Figure dataset records:
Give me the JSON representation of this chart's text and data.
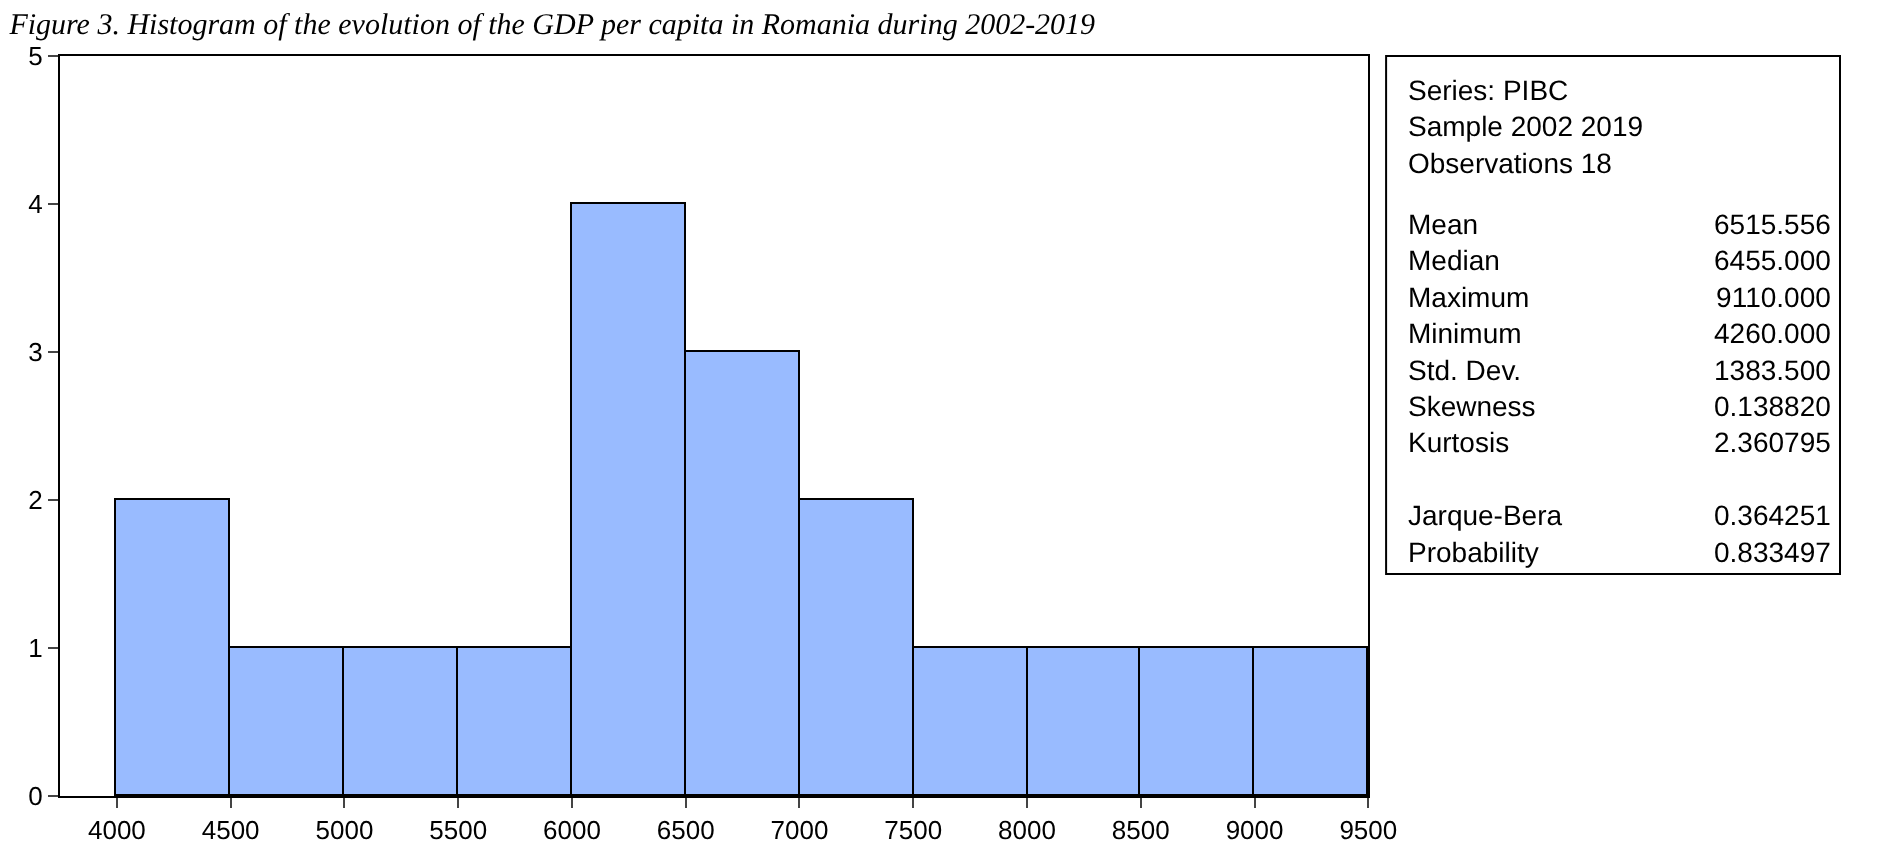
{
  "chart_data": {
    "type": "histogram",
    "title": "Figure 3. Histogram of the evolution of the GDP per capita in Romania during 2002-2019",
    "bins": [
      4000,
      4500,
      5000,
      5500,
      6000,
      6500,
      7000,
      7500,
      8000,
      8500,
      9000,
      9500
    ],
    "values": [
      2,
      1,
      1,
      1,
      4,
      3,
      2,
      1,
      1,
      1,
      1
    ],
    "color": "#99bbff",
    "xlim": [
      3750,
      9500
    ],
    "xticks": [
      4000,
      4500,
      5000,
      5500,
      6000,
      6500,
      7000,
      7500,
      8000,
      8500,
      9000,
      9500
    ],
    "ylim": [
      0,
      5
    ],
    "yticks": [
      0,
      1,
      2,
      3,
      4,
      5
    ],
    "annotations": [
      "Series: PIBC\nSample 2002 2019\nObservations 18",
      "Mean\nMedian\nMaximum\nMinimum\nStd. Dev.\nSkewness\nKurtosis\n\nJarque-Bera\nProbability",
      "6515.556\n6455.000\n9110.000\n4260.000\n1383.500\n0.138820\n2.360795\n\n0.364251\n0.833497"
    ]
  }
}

--- Exercise ---
Extract the full listing above verbatim; pictures are to be left out of the copy.

--- Response for this exercise ---
Give me the JSON representation of this chart's text and data.
{
  "chart_data": {
    "type": "histogram",
    "title": "Figure 3. Histogram of the evolution of the GDP per capita in Romania during 2002-2019",
    "bins": [
      4000,
      4500,
      5000,
      5500,
      6000,
      6500,
      7000,
      7500,
      8000,
      8500,
      9000,
      9500
    ],
    "values": [
      2,
      1,
      1,
      1,
      4,
      3,
      2,
      1,
      1,
      1,
      1
    ],
    "color": "#99bbff",
    "xlim": [
      3750,
      9500
    ],
    "xticks": [
      4000,
      4500,
      5000,
      5500,
      6000,
      6500,
      7000,
      7500,
      8000,
      8500,
      9000,
      9500
    ],
    "ylim": [
      0,
      5
    ],
    "yticks": [
      0,
      1,
      2,
      3,
      4,
      5
    ],
    "annotations": [
      "Series: PIBC\nSample 2002 2019\nObservations 18",
      "Mean\nMedian\nMaximum\nMinimum\nStd. Dev.\nSkewness\nKurtosis\n\nJarque-Bera\nProbability",
      "6515.556\n6455.000\n9110.000\n4260.000\n1383.500\n0.138820\n2.360795\n\n0.364251\n0.833497"
    ]
  }
}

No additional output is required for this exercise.